__EXTRACTED RECORDS__
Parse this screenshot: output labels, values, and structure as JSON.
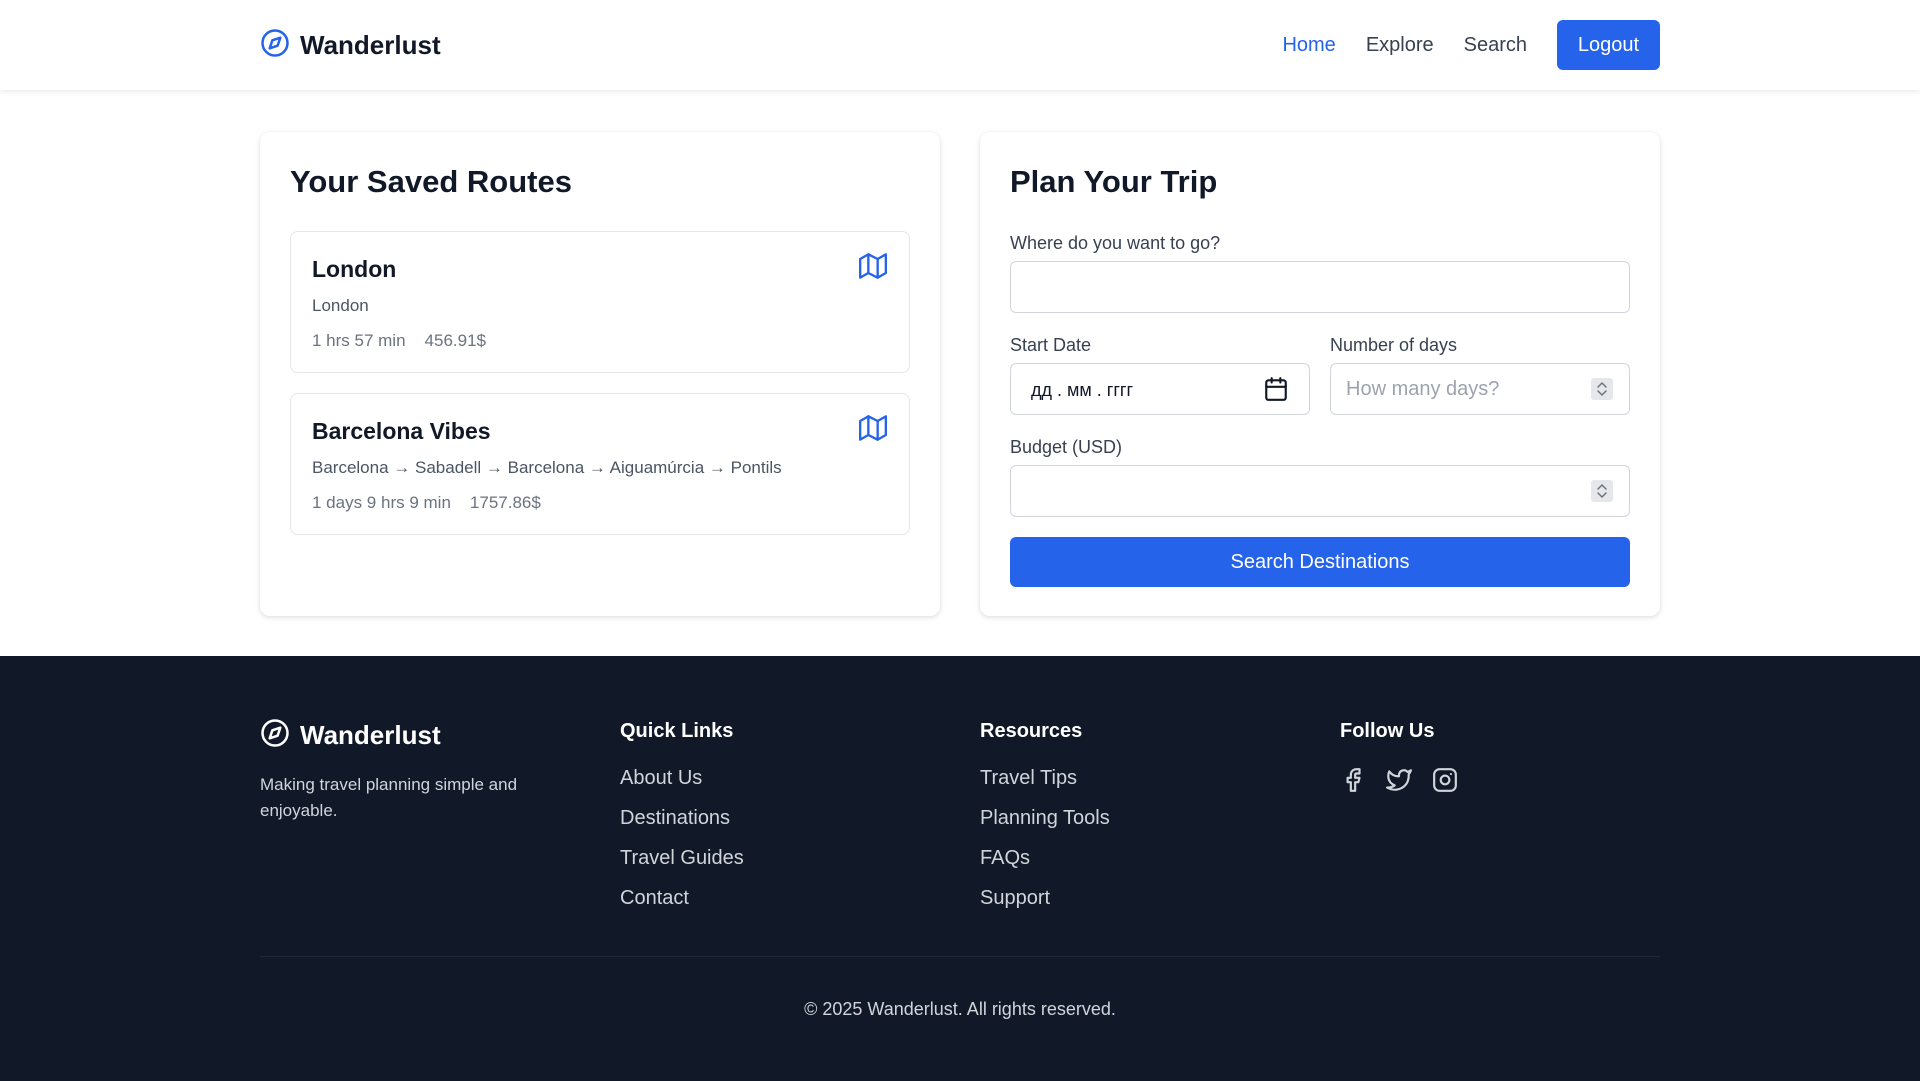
{
  "header": {
    "brand": "Wanderlust",
    "brand_icon": "compass-icon",
    "nav": [
      {
        "label": "Home",
        "active": true
      },
      {
        "label": "Explore",
        "active": false
      },
      {
        "label": "Search",
        "active": false
      }
    ],
    "logout_label": "Logout"
  },
  "saved_routes": {
    "title": "Your Saved Routes",
    "routes": [
      {
        "name": "London",
        "path": "London",
        "duration": "1 hrs 57 min",
        "price": "456.91$",
        "icon": "map-icon"
      },
      {
        "name": "Barcelona Vibes",
        "path": "Barcelona → Sabadell → Barcelona → Aiguamúrcia → Pontils",
        "duration": "1 days 9 hrs 9 min",
        "price": "1757.86$",
        "icon": "map-icon"
      }
    ]
  },
  "plan_trip": {
    "title": "Plan Your Trip",
    "destination_label": "Where do you want to go?",
    "destination_value": "",
    "start_date_label": "Start Date",
    "start_date_placeholder": "дд . мм . гггг",
    "days_label": "Number of days",
    "days_placeholder": "How many days?",
    "budget_label": "Budget (USD)",
    "budget_value": "",
    "search_label": "Search Destinations"
  },
  "footer": {
    "brand": "Wanderlust",
    "tagline": "Making travel planning simple and enjoyable.",
    "quick_links": {
      "title": "Quick Links",
      "items": [
        "About Us",
        "Destinations",
        "Travel Guides",
        "Contact"
      ]
    },
    "resources": {
      "title": "Resources",
      "items": [
        "Travel Tips",
        "Planning Tools",
        "FAQs",
        "Support"
      ]
    },
    "follow": {
      "title": "Follow Us",
      "icons": [
        "facebook-icon",
        "twitter-icon",
        "instagram-icon"
      ]
    },
    "copyright": "© 2025 Wanderlust. All rights reserved."
  },
  "colors": {
    "accent": "#2563eb",
    "footer_bg": "#111827"
  }
}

__TASK DESCRIPTION__
Retype the whole listing exactly and leave the pictures out.

__TASK SOLUTION__
Parse this screenshot: output labels, values, and structure as JSON.
{
  "header": {
    "brand": "Wanderlust",
    "brand_icon": "compass-icon",
    "nav": [
      {
        "label": "Home",
        "active": true
      },
      {
        "label": "Explore",
        "active": false
      },
      {
        "label": "Search",
        "active": false
      }
    ],
    "logout_label": "Logout"
  },
  "saved_routes": {
    "title": "Your Saved Routes",
    "routes": [
      {
        "name": "London",
        "path": "London",
        "duration": "1 hrs 57 min",
        "price": "456.91$",
        "icon": "map-icon"
      },
      {
        "name": "Barcelona Vibes",
        "path": "Barcelona → Sabadell → Barcelona → Aiguamúrcia → Pontils",
        "duration": "1 days 9 hrs 9 min",
        "price": "1757.86$",
        "icon": "map-icon"
      }
    ]
  },
  "plan_trip": {
    "title": "Plan Your Trip",
    "destination_label": "Where do you want to go?",
    "destination_value": "",
    "start_date_label": "Start Date",
    "start_date_placeholder": "дд . мм . гггг",
    "days_label": "Number of days",
    "days_placeholder": "How many days?",
    "budget_label": "Budget (USD)",
    "budget_value": "",
    "search_label": "Search Destinations"
  },
  "footer": {
    "brand": "Wanderlust",
    "tagline": "Making travel planning simple and enjoyable.",
    "quick_links": {
      "title": "Quick Links",
      "items": [
        "About Us",
        "Destinations",
        "Travel Guides",
        "Contact"
      ]
    },
    "resources": {
      "title": "Resources",
      "items": [
        "Travel Tips",
        "Planning Tools",
        "FAQs",
        "Support"
      ]
    },
    "follow": {
      "title": "Follow Us",
      "icons": [
        "facebook-icon",
        "twitter-icon",
        "instagram-icon"
      ]
    },
    "copyright": "© 2025 Wanderlust. All rights reserved."
  },
  "colors": {
    "accent": "#2563eb",
    "footer_bg": "#111827"
  }
}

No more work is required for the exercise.